Show, in full, each line of the data that contains "Rename".

__Task material__:
══════
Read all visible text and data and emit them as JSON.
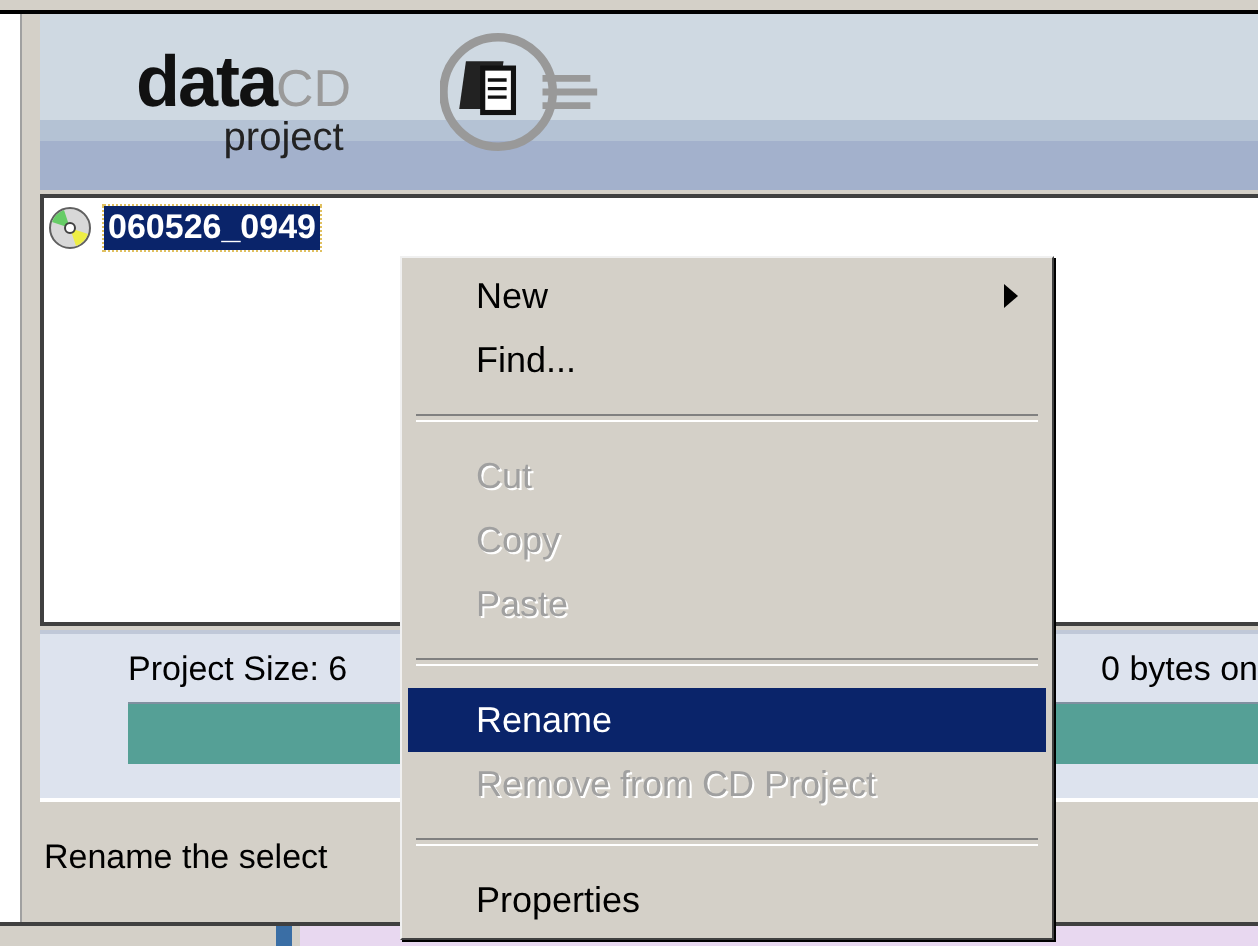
{
  "header": {
    "logo": {
      "word_1": "data",
      "word_2": "CD",
      "word_3": "project"
    }
  },
  "tree": {
    "items": [
      {
        "label": "060526_0949",
        "selected": true
      }
    ]
  },
  "project_size": {
    "label": "Project Size: 6",
    "text_2": "0 bytes on",
    "level": 1
  },
  "status_bar": {
    "text": "Rename the select"
  },
  "context_menu": {
    "items": [
      {
        "kind": "item",
        "label": "New",
        "submenu": true,
        "disabled": false,
        "selected": false
      },
      {
        "kind": "item",
        "label": "Find...",
        "submenu": false,
        "disabled": false,
        "selected": false
      },
      {
        "kind": "separator"
      },
      {
        "kind": "item",
        "label": "Cut",
        "submenu": false,
        "disabled": true,
        "selected": false
      },
      {
        "kind": "item",
        "label": "Copy",
        "submenu": false,
        "disabled": true,
        "selected": false
      },
      {
        "kind": "item",
        "label": "Paste",
        "submenu": false,
        "disabled": true,
        "selected": false
      },
      {
        "kind": "separator"
      },
      {
        "kind": "item",
        "label": "Rename",
        "submenu": false,
        "disabled": false,
        "selected": true
      },
      {
        "kind": "item",
        "label": "Remove from CD Project",
        "submenu": false,
        "disabled": true,
        "selected": false
      },
      {
        "kind": "separator"
      },
      {
        "kind": "item",
        "label": "Properties",
        "submenu": false,
        "disabled": false,
        "selected": false
      }
    ]
  }
}
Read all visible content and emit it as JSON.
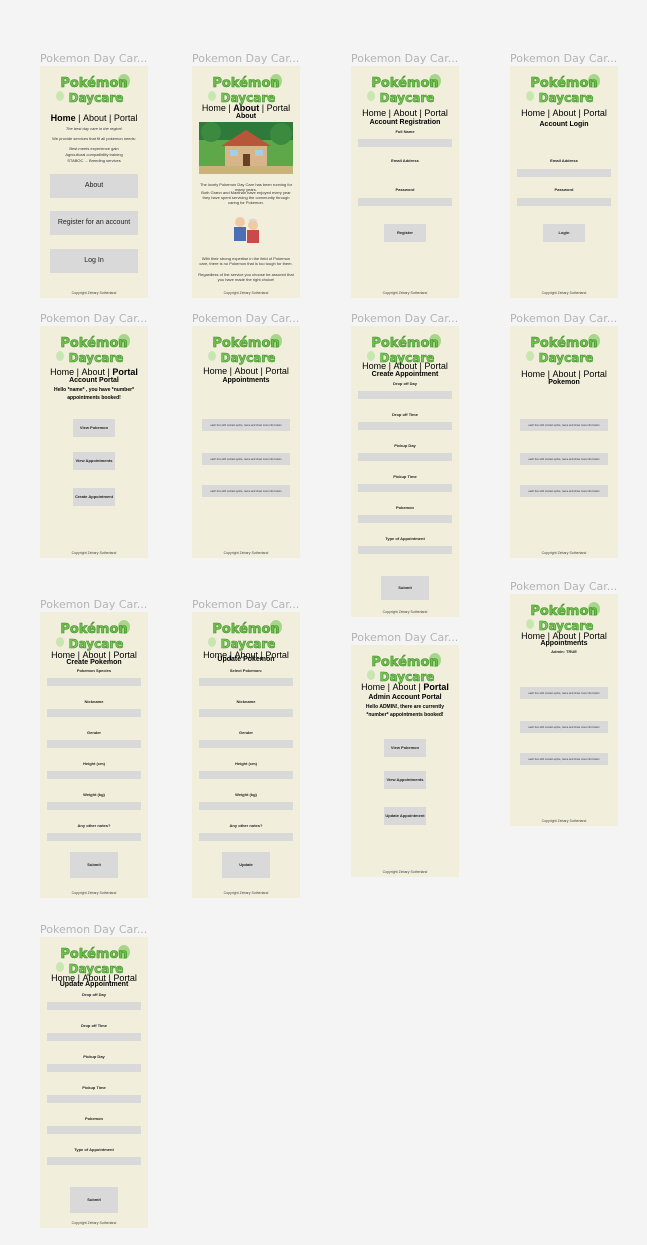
{
  "frame_label": "Pokemon Day Car...",
  "logo_text": "Pokémon Daycare",
  "nav": {
    "home": "Home",
    "about": "About",
    "portal": "Portal",
    "sep": "|"
  },
  "copyright": "Copyright Zebary Sutherland",
  "home": {
    "title": "Home",
    "tagline": "The best day care in the region!",
    "intro": "We provide services that fit all pokemon needs:",
    "bullets": [
      "Best meets experience gain",
      "Agricultural compatibility training",
      "STABOC ... Breeding services"
    ],
    "about_btn": "About",
    "register_btn": "Register for an account",
    "login_btn": "Log In"
  },
  "about": {
    "title": "About",
    "p1": "The lovely Pokemon Day Care has been running for many years.",
    "p2": "Both Grann and Maxthan have enjoyed every year they have spent servicing the community through caring for Pokemon.",
    "p3": "With their strong expertise in the field of Pokemon care, there is no Pokemon that is too tough for them.",
    "p4": "Regardless of the service you choose be assured that you have made the right choice!"
  },
  "register": {
    "title": "Account Registration",
    "full_name": "Full Name",
    "email": "Email Address",
    "password": "Password",
    "button": "Register"
  },
  "login": {
    "title": "Account Login",
    "email": "Email Address",
    "password": "Password",
    "button": "Login"
  },
  "portal": {
    "title": "Account Portal",
    "hello": "Hello *name* , you have *number* appointments booked!",
    "view_pokemon": "View Pokemon",
    "view_appts": "View Appointments",
    "create_appt": "Create Appointment"
  },
  "appointments": {
    "title": "Appointments",
    "row": "each box with contain sprite, name and show more info button"
  },
  "create_appt": {
    "title": "Create Appointment",
    "fields": [
      "Drop off Day",
      "Drop off Time",
      "Pickup Day",
      "Pickup Time",
      "Pokemon",
      "Type of Appointment"
    ],
    "button": "Submit"
  },
  "pokemon": {
    "title": "Pokemon",
    "row": "each box with contain sprite, name and show more info button"
  },
  "create_pokemon": {
    "title": "Create Pokemon",
    "fields": [
      "Pokemon Species",
      "Nickname",
      "Gender",
      "Height (cm)",
      "Weight (kg)",
      "Any other notes?"
    ],
    "button": "Submit"
  },
  "update_pokemon": {
    "title": "Update Pokemon",
    "fields": [
      "Select Pokemon:",
      "Nickname",
      "Gender",
      "Height (cm)",
      "Weight (kg)",
      "Any other notes?"
    ],
    "button": "Update"
  },
  "admin_portal": {
    "title": "Admin Account Portal",
    "hello": "Hello ADMIN!, there are currently *number* appointments booked!",
    "view_pokemon": "View Pokemon",
    "view_appts": "View Appointments",
    "update_appt": "Update Appointment"
  },
  "admin_appts": {
    "title": "Appointments",
    "subtitle": "Admin: TRUE",
    "row": "each box with contain sprite, name and show more info button"
  },
  "update_appt": {
    "title": "Update Appointment",
    "fields": [
      "Drop off Day",
      "Drop off Time",
      "Pickup Day",
      "Pickup Time",
      "Pokemon",
      "Type of Appointment"
    ],
    "button": "Submit"
  }
}
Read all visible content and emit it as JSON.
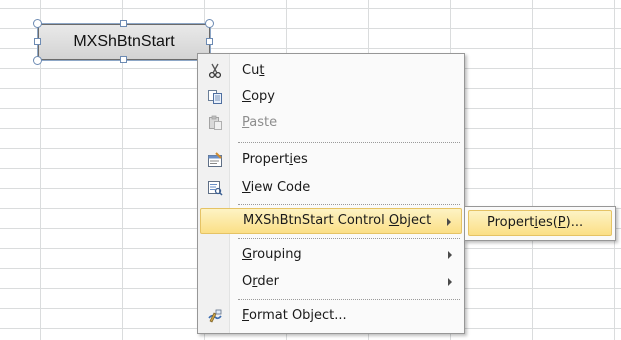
{
  "control": {
    "label": "MXShBtnStart"
  },
  "menu": {
    "items": [
      {
        "pre": "Cu",
        "key": "t",
        "post": "",
        "icon": "scissors-icon",
        "enabled": true
      },
      {
        "pre": "",
        "key": "C",
        "post": "opy",
        "icon": "copy-icon",
        "enabled": true
      },
      {
        "pre": "",
        "key": "P",
        "post": "aste",
        "icon": "paste-icon",
        "enabled": false
      },
      {
        "pre": "Propert",
        "key": "i",
        "post": "es",
        "icon": "properties-icon",
        "enabled": true
      },
      {
        "pre": "",
        "key": "V",
        "post": "iew Code",
        "icon": "view-code-icon",
        "enabled": true
      },
      {
        "pre": "MXShBtnStart Control ",
        "key": "O",
        "post": "bject",
        "icon": "",
        "enabled": true
      },
      {
        "pre": "",
        "key": "G",
        "post": "rouping",
        "icon": "",
        "enabled": true
      },
      {
        "pre": "O",
        "key": "r",
        "post": "der",
        "icon": "",
        "enabled": true
      },
      {
        "pre": "",
        "key": "F",
        "post": "ormat Object...",
        "icon": "format-object-icon",
        "enabled": true
      }
    ]
  },
  "submenu": {
    "item": {
      "pre": "Propert",
      "key": "i",
      "mid": "es(",
      "key2": "P",
      "post": ")..."
    }
  }
}
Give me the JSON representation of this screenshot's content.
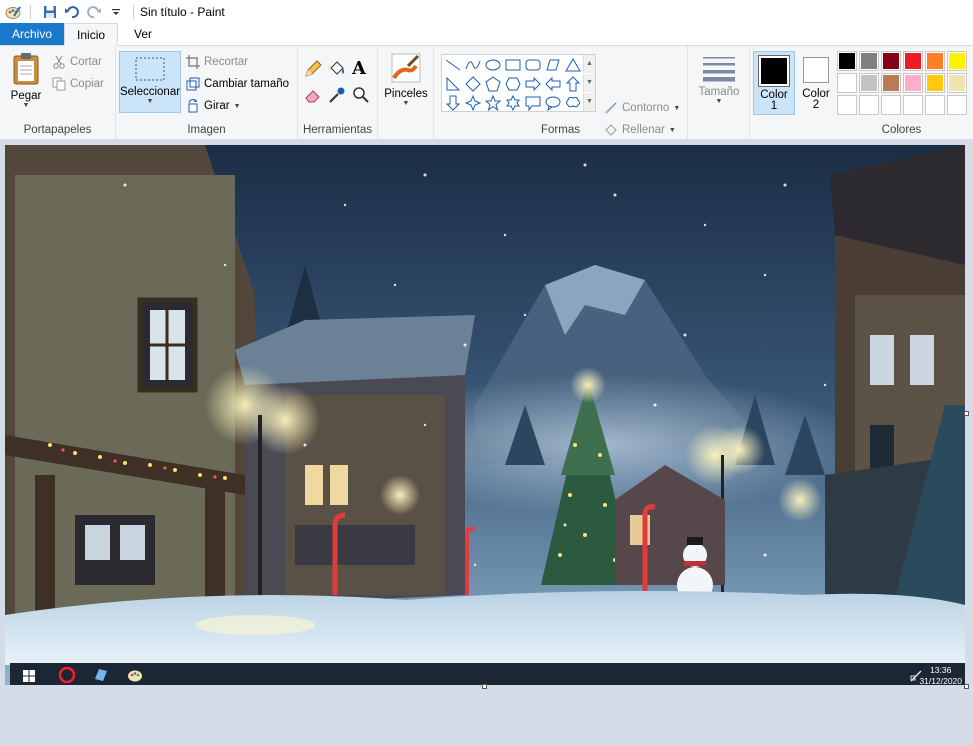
{
  "window": {
    "title": "Sin título - Paint"
  },
  "tabs": [
    {
      "label": "Archivo"
    },
    {
      "label": "Inicio"
    },
    {
      "label": "Ver"
    }
  ],
  "clipboard": {
    "paste": "Pegar",
    "cut": "Cortar",
    "copy": "Copiar",
    "group": "Portapapeles"
  },
  "image": {
    "select": "Seleccionar",
    "crop": "Recortar",
    "resize": "Cambiar tamaño",
    "rotate": "Girar",
    "group": "Imagen"
  },
  "tools": {
    "group": "Herramientas"
  },
  "brushes": {
    "label": "Pinceles"
  },
  "shapes": {
    "outline": "Contorno",
    "fill": "Rellenar",
    "group": "Formas"
  },
  "size": {
    "label": "Tamaño"
  },
  "colors": {
    "color1_label": "Color",
    "color1_num": "1",
    "color2_label": "Color",
    "color2_num": "2",
    "color1_value": "#000000",
    "color2_value": "#ffffff",
    "group": "Colores",
    "palette": [
      "#000000",
      "#7f7f7f",
      "#880015",
      "#ed1c24",
      "#ff7f27",
      "#fff200",
      "#ffffff",
      "#c3c3c3",
      "#b97a57",
      "#ffaec9",
      "#ffc90e",
      "#efe4b0"
    ]
  },
  "taskbar": {
    "time": "13:36",
    "date": "31/12/2020"
  }
}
══════
__Answer__:
    "text": "Rename the select"
        "label": "Rename",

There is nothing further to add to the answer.